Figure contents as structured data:
# # #

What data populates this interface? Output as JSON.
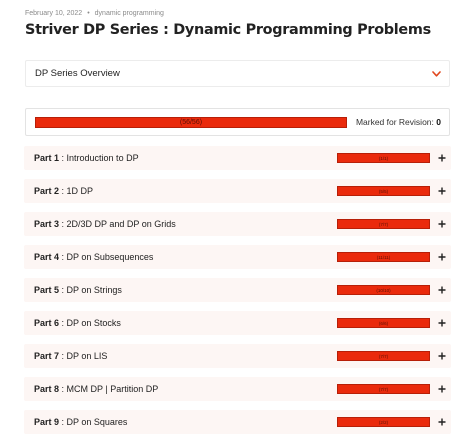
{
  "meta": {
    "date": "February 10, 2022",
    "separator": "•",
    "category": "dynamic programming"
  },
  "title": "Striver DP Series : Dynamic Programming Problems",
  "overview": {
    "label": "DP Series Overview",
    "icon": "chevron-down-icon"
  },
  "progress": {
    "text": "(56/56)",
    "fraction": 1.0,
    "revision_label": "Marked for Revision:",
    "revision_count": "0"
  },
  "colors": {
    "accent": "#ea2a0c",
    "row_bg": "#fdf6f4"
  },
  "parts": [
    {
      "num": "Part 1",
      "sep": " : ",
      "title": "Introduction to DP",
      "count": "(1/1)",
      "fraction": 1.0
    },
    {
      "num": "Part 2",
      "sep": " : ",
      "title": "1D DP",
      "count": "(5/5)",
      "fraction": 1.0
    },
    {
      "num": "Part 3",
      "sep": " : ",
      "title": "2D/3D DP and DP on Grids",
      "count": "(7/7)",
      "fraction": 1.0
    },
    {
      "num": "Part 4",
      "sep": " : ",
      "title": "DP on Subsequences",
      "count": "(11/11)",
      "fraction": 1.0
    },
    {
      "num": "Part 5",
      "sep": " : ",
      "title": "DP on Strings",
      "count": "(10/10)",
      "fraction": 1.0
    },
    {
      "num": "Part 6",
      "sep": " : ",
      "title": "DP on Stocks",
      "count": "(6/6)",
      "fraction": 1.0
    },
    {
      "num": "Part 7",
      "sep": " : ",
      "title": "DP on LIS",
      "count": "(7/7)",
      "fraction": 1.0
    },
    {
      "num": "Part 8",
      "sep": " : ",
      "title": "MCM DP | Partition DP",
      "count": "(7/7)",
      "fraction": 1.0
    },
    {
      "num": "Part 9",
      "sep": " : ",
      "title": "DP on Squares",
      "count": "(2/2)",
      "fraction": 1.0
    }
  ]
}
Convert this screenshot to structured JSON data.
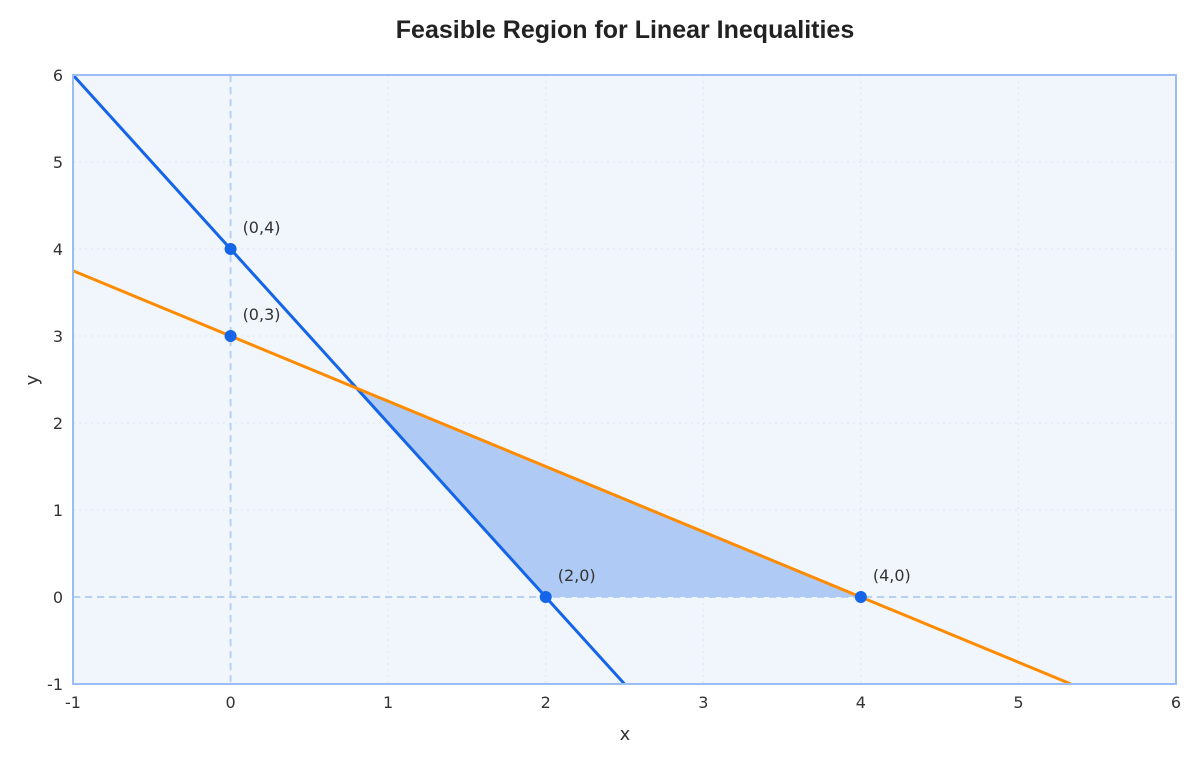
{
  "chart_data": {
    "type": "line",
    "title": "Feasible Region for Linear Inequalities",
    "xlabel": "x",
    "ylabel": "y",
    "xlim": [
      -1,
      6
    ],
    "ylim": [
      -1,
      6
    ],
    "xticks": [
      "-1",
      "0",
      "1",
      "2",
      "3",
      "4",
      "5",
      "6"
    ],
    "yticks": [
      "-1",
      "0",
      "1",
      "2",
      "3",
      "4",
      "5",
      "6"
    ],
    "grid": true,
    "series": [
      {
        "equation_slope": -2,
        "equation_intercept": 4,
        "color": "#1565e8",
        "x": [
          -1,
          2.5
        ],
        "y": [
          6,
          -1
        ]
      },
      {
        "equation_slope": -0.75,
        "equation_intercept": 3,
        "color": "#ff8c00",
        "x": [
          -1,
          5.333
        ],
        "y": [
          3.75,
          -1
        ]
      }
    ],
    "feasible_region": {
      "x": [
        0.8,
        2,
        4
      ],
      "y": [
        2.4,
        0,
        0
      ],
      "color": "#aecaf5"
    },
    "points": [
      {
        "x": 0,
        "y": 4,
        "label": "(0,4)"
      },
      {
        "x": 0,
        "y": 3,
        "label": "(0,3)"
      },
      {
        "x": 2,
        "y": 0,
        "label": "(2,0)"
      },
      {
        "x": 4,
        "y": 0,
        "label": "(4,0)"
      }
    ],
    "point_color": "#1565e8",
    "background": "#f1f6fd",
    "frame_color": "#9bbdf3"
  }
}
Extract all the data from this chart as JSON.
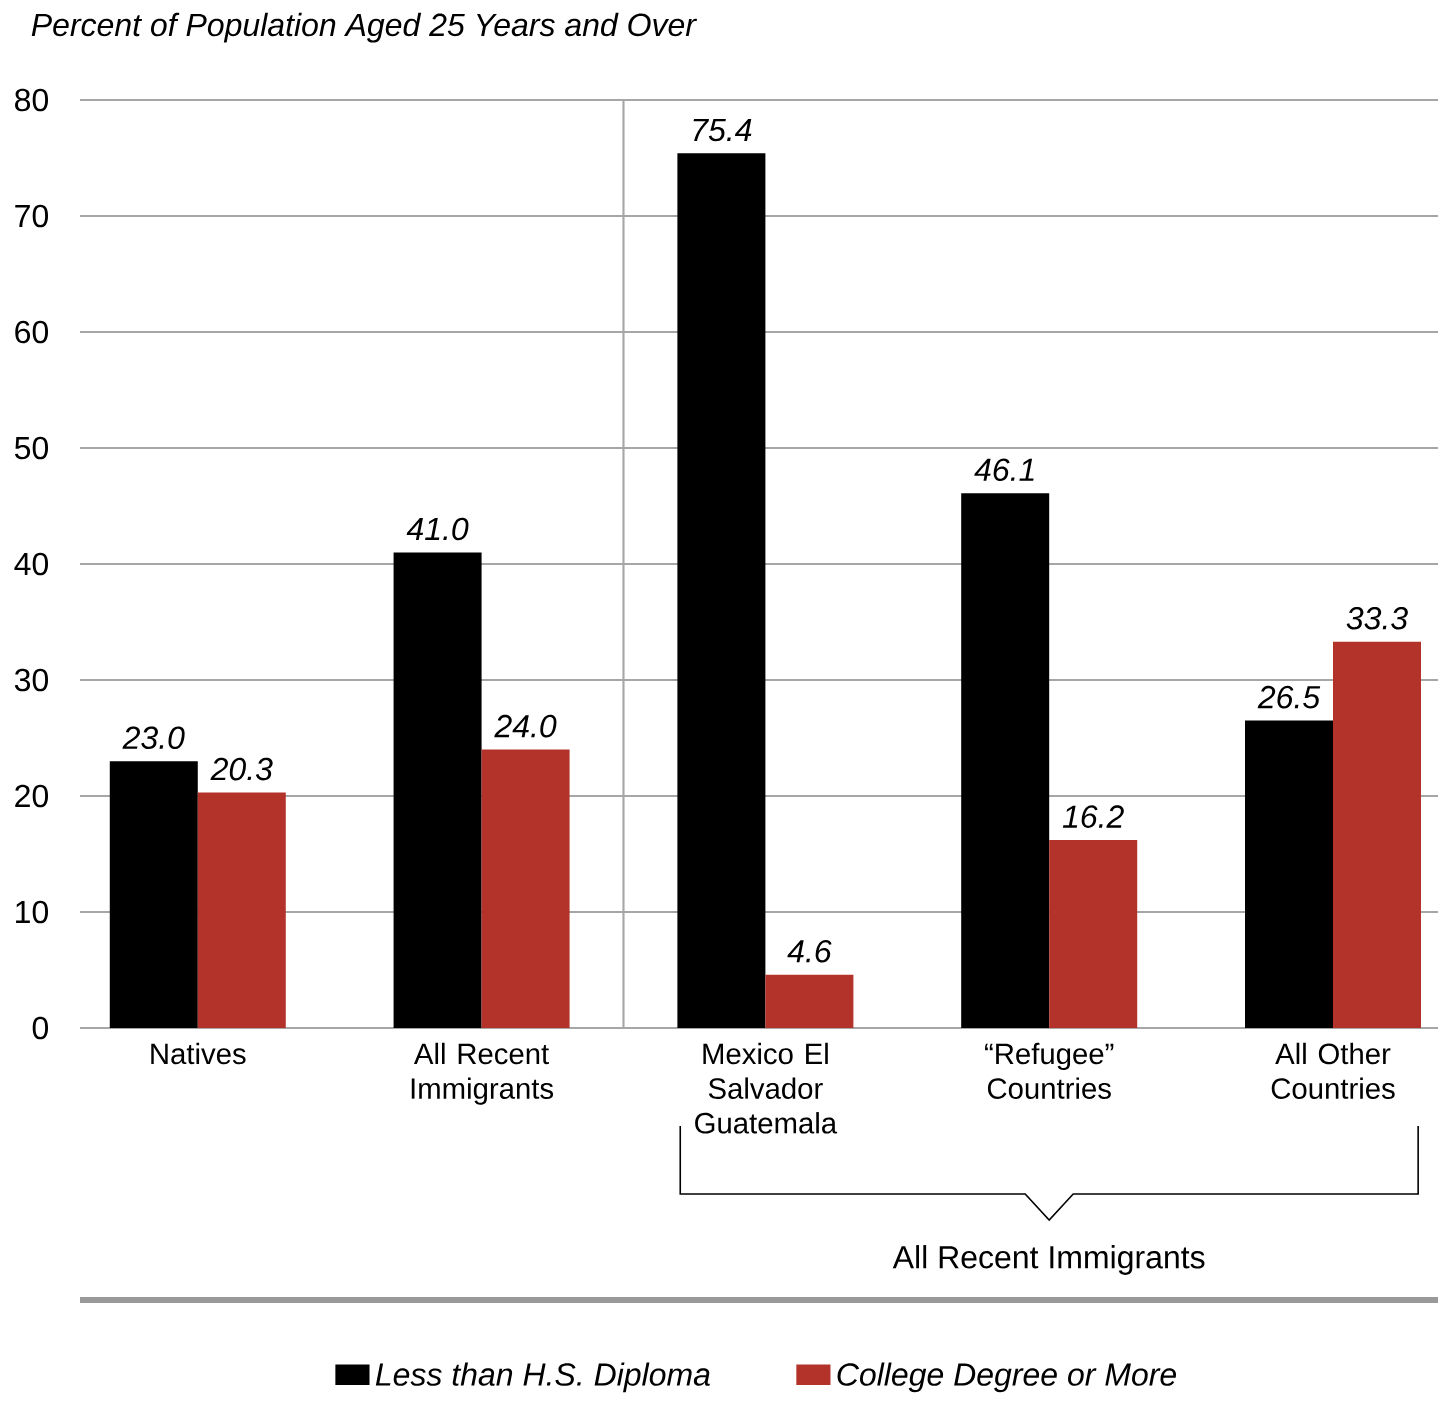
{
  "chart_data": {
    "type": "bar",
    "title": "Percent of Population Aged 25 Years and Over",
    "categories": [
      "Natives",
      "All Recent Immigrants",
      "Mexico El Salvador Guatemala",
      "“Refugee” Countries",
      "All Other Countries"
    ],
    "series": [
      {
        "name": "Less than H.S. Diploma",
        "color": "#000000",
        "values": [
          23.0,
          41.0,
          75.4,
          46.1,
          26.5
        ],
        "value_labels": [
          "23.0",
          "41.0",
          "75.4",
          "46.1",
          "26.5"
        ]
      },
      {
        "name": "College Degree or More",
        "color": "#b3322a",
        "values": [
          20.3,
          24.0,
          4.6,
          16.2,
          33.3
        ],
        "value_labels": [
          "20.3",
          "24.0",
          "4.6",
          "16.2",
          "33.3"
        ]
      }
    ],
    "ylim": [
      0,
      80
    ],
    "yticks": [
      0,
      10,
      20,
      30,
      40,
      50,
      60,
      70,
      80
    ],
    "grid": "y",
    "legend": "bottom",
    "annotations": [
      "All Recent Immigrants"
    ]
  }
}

# # #

• _Aim_
All lines of the data above that include the word "this" must be shown.

• _Written response_
What data populates this interface? Output as JSON.
Convert this screenshot to structured JSON data.
Extract all the data from this chart as JSON.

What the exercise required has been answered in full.